### Description of the task
Below are the records. Count the lines containing the string "dcatfd", and reply with the number alone.

### Task inputs

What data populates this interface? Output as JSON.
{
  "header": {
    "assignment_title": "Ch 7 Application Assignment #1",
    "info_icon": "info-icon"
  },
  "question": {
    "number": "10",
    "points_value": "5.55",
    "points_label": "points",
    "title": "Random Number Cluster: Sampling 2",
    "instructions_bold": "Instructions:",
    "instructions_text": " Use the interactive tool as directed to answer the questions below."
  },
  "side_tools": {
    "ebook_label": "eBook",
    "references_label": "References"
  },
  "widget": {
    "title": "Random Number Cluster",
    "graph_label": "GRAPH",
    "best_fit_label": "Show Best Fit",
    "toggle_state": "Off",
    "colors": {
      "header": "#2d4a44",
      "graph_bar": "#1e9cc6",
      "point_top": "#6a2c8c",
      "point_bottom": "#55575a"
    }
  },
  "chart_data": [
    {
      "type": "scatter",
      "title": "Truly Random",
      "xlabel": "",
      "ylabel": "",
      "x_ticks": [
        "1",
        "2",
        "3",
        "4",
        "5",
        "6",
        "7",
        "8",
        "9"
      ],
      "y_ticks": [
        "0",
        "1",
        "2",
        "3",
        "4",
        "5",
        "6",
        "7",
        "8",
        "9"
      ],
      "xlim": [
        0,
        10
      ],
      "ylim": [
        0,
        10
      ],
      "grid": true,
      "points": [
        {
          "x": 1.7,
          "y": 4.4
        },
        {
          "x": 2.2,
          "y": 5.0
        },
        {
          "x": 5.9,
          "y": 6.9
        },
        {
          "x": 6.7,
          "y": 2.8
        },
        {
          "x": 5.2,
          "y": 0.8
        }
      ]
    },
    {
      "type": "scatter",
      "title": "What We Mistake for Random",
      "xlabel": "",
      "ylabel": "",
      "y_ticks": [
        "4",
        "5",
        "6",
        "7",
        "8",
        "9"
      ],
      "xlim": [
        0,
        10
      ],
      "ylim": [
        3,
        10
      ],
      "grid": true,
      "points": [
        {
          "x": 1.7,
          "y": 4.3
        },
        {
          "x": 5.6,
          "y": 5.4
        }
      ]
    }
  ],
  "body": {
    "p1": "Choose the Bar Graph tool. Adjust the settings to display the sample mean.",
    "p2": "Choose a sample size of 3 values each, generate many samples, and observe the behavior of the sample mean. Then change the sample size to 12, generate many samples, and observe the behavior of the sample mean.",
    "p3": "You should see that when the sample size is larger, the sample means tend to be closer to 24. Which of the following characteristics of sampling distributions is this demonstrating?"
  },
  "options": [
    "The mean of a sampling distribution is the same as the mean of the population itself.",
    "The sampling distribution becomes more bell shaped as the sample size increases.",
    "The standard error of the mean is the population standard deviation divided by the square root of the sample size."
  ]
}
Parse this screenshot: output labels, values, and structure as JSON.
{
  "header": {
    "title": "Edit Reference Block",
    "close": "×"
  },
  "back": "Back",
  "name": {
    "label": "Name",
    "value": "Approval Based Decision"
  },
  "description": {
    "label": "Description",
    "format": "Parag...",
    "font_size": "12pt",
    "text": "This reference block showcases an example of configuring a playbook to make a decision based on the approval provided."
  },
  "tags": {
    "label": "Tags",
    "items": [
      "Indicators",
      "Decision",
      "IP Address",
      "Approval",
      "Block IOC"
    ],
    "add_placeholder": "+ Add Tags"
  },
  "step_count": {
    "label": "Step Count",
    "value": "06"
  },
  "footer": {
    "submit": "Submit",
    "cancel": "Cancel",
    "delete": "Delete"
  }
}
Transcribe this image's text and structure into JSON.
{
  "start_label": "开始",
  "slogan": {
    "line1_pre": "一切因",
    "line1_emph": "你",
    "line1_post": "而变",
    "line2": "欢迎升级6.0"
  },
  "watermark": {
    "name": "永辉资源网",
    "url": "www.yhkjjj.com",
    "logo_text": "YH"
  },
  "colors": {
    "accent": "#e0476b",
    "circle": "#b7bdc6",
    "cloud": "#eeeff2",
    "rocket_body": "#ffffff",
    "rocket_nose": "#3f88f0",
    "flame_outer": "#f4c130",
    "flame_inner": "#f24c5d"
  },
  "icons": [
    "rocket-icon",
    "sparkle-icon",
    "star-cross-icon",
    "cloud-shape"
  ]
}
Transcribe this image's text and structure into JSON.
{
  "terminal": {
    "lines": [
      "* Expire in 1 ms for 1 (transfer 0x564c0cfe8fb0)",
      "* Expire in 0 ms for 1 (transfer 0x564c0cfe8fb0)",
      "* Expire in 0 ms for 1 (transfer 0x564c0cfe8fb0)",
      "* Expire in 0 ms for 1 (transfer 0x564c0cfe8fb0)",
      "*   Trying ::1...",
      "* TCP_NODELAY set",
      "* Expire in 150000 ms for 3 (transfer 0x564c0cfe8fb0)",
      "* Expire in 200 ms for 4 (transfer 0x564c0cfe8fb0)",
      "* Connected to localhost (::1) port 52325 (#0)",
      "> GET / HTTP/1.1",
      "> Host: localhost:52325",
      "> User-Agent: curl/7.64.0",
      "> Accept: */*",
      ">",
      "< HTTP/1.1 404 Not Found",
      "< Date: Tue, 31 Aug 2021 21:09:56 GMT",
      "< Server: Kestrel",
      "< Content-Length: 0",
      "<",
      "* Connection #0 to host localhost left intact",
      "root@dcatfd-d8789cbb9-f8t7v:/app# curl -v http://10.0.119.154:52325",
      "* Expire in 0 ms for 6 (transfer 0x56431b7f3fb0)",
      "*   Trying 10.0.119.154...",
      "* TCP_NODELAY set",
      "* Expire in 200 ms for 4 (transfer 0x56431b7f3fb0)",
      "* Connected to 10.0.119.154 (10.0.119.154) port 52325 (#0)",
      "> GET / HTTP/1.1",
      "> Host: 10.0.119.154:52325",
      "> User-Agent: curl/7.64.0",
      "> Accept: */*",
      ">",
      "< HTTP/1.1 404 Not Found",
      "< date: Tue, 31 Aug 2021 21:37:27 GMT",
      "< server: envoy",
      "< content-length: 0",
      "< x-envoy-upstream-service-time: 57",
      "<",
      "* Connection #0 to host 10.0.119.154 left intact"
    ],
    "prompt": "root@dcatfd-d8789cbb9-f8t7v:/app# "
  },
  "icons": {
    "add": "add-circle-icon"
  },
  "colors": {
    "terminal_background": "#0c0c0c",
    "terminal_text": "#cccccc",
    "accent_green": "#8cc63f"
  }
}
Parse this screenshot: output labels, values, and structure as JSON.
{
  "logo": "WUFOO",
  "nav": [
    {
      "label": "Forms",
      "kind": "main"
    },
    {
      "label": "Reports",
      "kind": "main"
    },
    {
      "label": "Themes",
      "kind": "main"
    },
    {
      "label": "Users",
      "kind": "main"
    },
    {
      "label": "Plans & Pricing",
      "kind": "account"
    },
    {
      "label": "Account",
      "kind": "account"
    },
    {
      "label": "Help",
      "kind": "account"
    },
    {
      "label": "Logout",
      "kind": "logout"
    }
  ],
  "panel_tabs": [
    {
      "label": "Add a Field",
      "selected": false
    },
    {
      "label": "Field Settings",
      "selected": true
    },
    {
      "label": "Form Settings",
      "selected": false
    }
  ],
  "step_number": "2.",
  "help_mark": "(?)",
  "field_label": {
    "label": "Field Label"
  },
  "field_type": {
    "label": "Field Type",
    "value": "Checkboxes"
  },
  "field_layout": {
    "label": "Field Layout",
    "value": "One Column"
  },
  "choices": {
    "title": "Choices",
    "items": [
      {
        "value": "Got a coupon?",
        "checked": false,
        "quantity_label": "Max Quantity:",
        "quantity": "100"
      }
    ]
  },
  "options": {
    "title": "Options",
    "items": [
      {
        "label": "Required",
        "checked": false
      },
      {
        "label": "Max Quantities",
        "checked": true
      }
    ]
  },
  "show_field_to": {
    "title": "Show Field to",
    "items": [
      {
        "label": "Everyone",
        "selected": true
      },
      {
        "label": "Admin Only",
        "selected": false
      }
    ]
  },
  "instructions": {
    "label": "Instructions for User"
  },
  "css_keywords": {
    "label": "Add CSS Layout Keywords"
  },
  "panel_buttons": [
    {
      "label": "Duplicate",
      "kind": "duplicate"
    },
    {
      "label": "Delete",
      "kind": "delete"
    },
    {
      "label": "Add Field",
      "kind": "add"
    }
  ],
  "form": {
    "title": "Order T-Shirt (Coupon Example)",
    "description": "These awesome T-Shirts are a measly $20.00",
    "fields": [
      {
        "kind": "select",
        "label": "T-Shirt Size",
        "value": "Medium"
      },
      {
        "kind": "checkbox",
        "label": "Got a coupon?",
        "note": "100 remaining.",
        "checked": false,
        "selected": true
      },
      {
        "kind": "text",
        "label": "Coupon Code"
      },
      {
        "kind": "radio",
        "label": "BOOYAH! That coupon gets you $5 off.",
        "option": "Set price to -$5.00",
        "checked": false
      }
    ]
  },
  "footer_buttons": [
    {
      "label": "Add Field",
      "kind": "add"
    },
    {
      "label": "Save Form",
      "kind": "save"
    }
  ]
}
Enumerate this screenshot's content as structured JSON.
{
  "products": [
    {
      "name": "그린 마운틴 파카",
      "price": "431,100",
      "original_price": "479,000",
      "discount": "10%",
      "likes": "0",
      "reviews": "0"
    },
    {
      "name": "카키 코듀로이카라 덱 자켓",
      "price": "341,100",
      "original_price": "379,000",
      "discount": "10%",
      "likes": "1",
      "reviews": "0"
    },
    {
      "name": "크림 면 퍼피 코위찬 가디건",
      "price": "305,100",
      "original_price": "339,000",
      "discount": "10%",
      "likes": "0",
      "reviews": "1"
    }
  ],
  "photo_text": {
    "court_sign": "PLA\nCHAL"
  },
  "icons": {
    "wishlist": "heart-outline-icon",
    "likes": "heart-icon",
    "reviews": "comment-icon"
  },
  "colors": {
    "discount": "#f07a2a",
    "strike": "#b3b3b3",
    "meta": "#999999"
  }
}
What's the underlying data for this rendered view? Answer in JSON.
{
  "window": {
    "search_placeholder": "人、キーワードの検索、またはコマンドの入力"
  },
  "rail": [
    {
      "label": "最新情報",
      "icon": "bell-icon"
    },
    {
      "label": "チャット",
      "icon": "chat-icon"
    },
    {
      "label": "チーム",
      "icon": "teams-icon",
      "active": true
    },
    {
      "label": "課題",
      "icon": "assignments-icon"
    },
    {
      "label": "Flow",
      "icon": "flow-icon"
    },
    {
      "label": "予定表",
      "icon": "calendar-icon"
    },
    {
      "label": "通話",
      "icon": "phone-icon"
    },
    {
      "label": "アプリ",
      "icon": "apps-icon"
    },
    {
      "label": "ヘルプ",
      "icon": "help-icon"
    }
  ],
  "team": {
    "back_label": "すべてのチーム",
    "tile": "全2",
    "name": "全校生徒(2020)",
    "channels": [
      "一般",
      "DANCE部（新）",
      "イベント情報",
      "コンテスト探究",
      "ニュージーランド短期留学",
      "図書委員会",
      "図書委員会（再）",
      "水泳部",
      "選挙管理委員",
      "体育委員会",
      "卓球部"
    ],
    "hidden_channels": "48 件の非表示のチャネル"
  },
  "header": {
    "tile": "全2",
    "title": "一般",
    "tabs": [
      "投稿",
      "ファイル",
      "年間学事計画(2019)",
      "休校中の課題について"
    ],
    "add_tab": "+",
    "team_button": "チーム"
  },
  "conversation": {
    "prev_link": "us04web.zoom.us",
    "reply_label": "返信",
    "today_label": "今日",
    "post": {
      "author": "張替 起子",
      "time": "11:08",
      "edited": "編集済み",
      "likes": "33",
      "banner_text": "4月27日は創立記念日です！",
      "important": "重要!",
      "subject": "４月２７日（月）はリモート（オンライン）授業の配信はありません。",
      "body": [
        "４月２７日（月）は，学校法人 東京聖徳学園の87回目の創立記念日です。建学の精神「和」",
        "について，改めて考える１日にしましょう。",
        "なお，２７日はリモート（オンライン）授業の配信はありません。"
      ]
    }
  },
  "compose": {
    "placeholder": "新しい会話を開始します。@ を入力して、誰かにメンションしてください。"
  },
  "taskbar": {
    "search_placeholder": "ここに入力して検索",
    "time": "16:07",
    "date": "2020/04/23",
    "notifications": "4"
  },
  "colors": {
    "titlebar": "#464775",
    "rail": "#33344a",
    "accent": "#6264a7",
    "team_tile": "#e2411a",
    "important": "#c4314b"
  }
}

### Solution to this problem
2